WHAT IS NEEDED:
Below is a listing. Gather each line of it that contains "valve".

LISTING:
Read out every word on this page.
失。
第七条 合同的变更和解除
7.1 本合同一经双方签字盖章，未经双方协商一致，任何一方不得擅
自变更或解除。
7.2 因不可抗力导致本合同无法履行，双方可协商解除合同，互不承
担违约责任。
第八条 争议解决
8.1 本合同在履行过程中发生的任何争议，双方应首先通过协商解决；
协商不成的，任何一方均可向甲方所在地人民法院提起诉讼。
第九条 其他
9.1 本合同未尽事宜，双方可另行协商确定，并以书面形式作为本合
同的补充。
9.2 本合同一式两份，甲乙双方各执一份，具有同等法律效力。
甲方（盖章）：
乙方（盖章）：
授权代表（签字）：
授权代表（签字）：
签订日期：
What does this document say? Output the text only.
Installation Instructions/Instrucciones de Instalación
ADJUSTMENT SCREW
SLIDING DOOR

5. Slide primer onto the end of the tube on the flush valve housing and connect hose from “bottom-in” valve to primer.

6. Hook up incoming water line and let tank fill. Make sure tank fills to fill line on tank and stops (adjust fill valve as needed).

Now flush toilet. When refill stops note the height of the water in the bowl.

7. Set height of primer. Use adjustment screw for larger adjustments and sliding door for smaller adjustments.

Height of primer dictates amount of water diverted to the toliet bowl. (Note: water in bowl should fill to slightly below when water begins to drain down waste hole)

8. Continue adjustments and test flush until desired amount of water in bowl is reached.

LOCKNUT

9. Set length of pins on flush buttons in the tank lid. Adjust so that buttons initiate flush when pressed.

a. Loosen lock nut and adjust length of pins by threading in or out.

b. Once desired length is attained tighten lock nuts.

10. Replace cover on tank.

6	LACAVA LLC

* * *

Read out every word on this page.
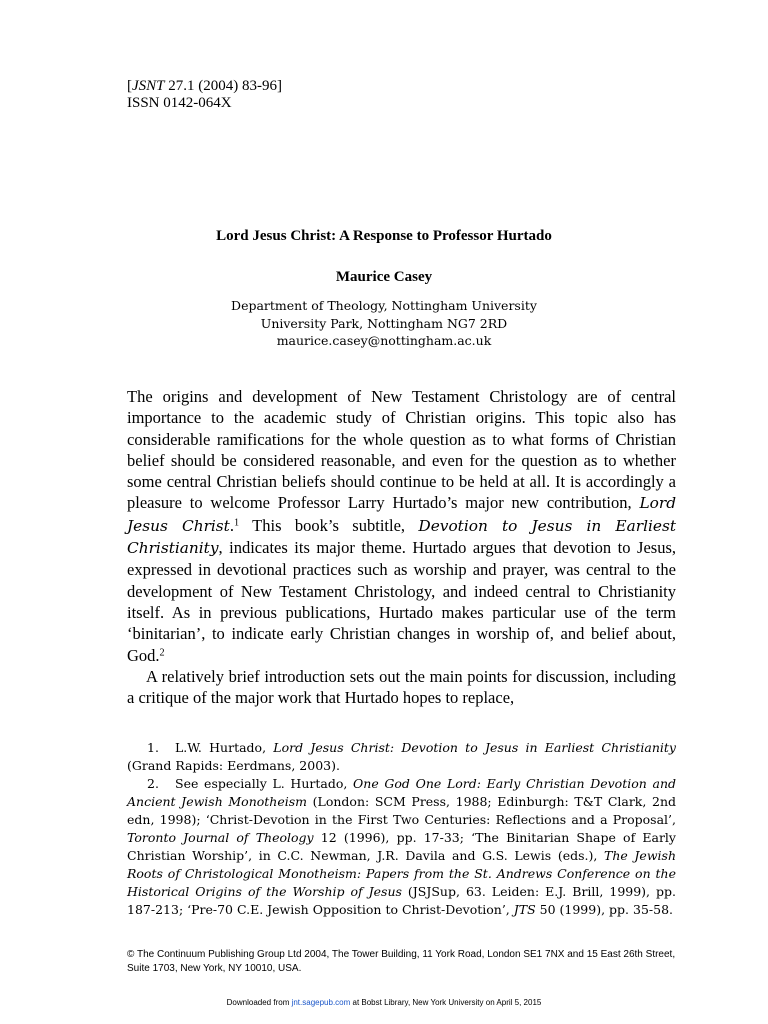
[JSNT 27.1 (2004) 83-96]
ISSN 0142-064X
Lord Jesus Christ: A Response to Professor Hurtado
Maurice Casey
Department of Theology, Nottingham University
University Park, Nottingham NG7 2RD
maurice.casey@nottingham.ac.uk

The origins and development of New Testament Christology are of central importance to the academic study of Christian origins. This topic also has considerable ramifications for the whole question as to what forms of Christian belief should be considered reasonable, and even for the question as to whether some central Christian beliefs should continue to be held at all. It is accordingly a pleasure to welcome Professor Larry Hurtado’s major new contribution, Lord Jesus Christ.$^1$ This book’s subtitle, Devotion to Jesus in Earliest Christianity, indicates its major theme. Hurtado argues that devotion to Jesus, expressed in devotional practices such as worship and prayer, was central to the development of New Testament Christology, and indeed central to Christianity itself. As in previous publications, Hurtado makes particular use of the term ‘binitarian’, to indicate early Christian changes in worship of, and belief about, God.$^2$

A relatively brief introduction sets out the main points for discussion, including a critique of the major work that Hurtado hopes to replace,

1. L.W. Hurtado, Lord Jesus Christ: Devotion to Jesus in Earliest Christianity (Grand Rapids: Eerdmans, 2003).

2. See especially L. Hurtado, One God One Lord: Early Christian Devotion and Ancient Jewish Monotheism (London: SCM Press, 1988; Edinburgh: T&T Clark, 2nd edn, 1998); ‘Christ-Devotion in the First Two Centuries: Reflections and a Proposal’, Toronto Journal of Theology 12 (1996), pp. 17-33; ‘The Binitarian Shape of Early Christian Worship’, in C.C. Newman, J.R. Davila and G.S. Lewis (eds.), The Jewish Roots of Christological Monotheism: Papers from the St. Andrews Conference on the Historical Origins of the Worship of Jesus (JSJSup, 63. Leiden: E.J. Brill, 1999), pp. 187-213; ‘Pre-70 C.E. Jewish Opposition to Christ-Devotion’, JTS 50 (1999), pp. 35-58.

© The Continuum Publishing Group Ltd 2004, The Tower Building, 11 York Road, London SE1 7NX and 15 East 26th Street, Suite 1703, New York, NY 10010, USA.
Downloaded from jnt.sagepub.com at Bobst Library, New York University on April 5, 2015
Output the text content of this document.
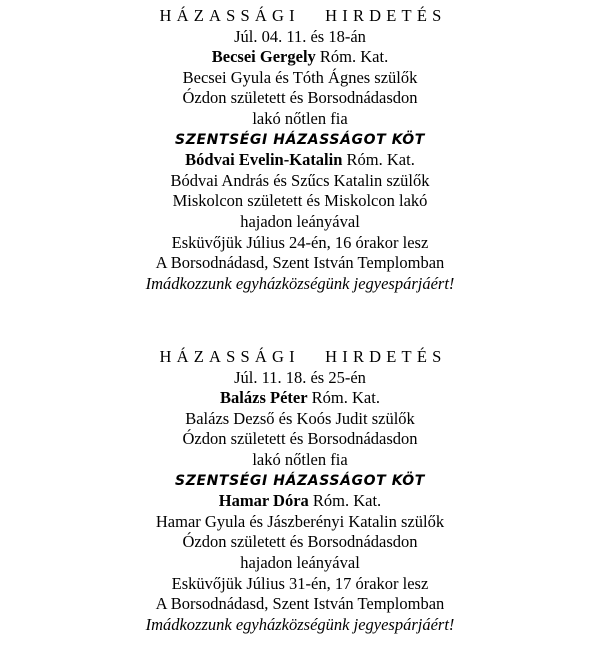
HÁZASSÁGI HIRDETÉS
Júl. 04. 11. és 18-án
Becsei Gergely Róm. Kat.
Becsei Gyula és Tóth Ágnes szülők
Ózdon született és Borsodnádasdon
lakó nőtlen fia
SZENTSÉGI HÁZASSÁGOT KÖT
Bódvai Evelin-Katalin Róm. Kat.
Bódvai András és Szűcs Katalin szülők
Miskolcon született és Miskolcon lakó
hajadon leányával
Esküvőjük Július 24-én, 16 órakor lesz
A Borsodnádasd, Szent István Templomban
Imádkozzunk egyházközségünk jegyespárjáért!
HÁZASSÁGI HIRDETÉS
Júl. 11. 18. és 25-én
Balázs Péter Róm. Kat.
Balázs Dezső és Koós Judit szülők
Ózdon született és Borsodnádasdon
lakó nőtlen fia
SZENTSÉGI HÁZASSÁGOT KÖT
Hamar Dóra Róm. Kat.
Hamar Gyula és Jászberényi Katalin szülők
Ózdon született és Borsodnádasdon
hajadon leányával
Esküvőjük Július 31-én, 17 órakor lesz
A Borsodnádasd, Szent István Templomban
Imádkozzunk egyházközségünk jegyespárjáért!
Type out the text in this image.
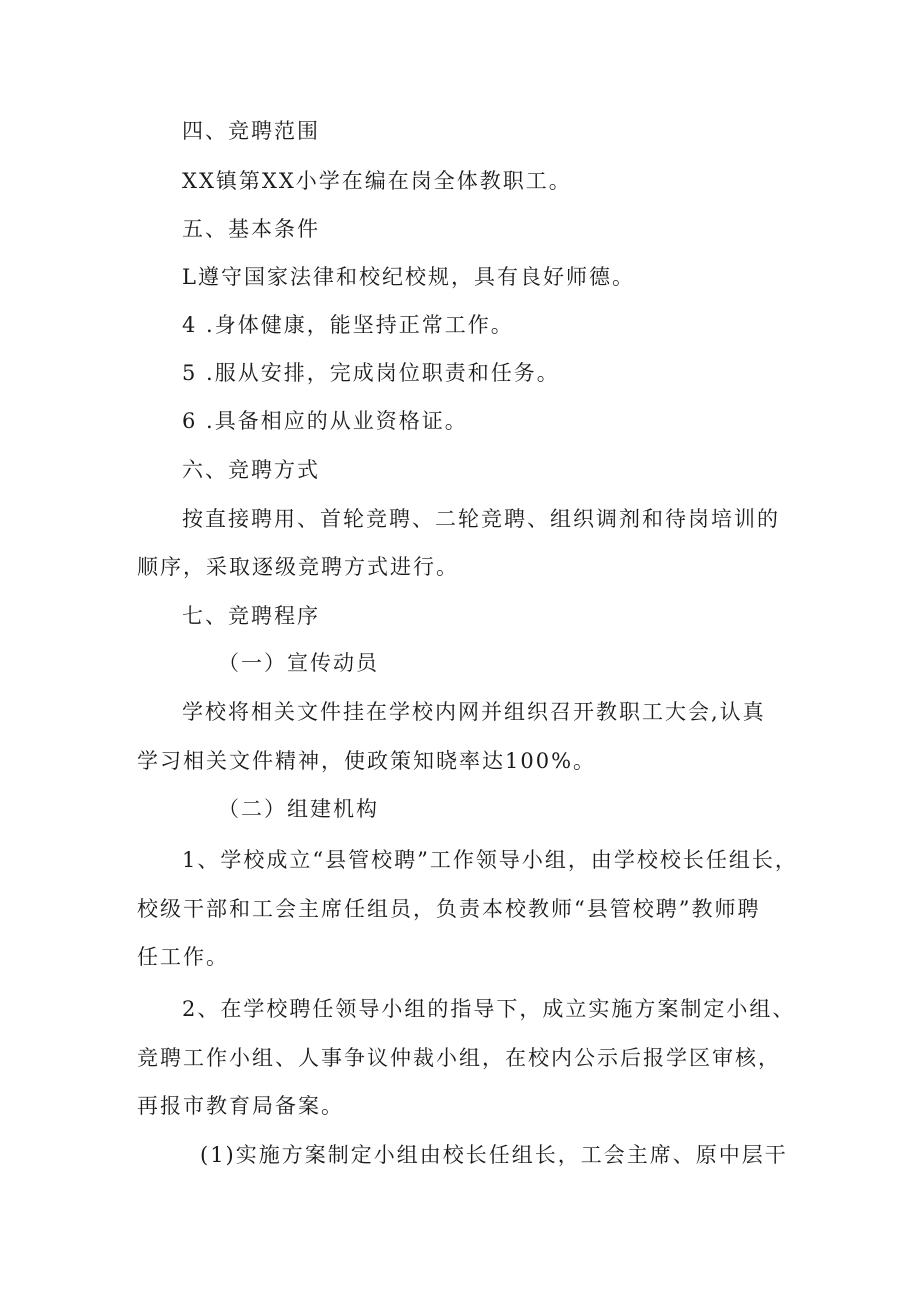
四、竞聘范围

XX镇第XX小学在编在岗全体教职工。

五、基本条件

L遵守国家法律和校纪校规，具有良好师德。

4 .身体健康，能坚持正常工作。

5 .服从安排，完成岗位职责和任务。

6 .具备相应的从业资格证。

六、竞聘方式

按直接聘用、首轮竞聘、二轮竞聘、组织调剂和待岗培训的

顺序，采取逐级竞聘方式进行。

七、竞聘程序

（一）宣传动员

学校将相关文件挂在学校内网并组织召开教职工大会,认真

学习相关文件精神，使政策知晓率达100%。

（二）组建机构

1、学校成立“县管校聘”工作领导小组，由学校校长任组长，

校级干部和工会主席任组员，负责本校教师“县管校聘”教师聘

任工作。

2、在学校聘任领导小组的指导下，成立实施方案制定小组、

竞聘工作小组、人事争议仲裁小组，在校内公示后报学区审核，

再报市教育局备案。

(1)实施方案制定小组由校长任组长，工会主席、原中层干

SOLUTION TO THIS EXERCISE:
5. Slide primer onto the end of the tube on the flush valve housing and connect hose from “bottom-in” valve to primer.
6. Hook up incoming water line and let tank fill. Make sure tank fills to fill line on tank and stops (adjust fill valve as needed).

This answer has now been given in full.